Papillary thyroid carcinoma (PTC) represents the most common subtype of thyroid cancer (TC). This study was set out to explore the potential effect of CHD1L on PTC and type 2 diabetes mellitus (T2DM).

Methods

We searched for T2DM susceptibility genes through the GWAS database and obtained T2DM-related differentially expressed gene from the GEO database. The expression and clinical data of TC and normal samples were collated from the TCGA database. Receiver operating characteristic (ROC) curve analysis was subsequently applied to assess the sensitivity and specificity of the CHD1L for the diagnosis of PTC. The MCP-counter package in R language was then utilized to generate immune cell score to evaluate the relationship between CHD1L expression and immune cells. Then, we performed functional enrichment analysis of co-expressed genes and DEGs to determine significantly enriched GO terms and KEGG to predict the potential functions of CHD1L in PTC samples and T2DM adipose tissue.

Data entries
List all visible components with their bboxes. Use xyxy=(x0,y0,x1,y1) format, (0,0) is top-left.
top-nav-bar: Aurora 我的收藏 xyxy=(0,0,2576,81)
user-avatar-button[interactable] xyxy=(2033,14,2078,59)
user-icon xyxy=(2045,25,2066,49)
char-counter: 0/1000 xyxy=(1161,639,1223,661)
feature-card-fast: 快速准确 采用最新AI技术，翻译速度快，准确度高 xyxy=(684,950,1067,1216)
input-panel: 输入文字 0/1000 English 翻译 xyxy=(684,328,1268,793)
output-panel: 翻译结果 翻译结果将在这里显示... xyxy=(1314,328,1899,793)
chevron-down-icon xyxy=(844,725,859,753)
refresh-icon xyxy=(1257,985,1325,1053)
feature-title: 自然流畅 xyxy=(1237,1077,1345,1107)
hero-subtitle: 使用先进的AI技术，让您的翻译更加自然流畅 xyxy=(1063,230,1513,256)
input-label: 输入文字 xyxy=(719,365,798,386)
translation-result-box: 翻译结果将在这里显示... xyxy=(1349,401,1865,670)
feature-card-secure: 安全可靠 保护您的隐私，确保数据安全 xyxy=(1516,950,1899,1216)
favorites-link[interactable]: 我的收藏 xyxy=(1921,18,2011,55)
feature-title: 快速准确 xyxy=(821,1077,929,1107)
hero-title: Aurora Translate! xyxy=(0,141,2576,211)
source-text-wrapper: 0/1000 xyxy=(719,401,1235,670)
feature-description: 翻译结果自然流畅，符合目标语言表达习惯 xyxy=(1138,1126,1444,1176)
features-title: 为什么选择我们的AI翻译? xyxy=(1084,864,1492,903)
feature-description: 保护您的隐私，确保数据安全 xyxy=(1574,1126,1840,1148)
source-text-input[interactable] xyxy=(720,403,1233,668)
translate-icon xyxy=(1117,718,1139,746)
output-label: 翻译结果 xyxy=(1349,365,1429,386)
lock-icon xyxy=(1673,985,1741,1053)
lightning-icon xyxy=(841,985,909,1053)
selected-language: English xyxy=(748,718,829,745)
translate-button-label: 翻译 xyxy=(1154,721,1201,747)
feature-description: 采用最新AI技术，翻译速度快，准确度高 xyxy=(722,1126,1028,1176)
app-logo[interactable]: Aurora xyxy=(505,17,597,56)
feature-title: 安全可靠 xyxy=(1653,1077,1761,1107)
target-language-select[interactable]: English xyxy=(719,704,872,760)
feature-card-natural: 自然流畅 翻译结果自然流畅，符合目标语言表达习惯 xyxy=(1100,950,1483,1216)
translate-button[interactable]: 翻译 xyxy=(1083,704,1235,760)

- Check your understanding
1. Translate this sentence from the CHD1L study excerpt into Spanish: "Papillary thyroid carcinoma (PTC) represents the most common subtype of thyroid cancer (TC)."
2. Quote the CHD1L study excerpt from "We searched for" up to and including "T2DM adipose tissue.".

- Set of answers
1. El carcinoma papilar de tiroides (PTC) representa el subtipo más común de cáncer de tiroides (TC).

2.
We searched for T2DM susceptibility genes through the GWAS database and obtained T2DM-related differentially expressed gene from the GEO database. The expression and clinical data of TC and normal samples were collated from the TCGA database. Receiver operating characteristic (ROC) curve analysis was subsequently applied to assess the sensitivity and specificity of the CHD1L for the diagnosis of PTC. The MCP-counter package in R language was then utilized to generate immune cell score to evaluate the relationship between CHD1L expression and immune cells. Then, we performed functional enrichment analysis of co-expressed genes and DEGs to determine significantly enriched GO terms and KEGG to predict the potential functions of CHD1L in PTC samples and T2DM adipose tissue.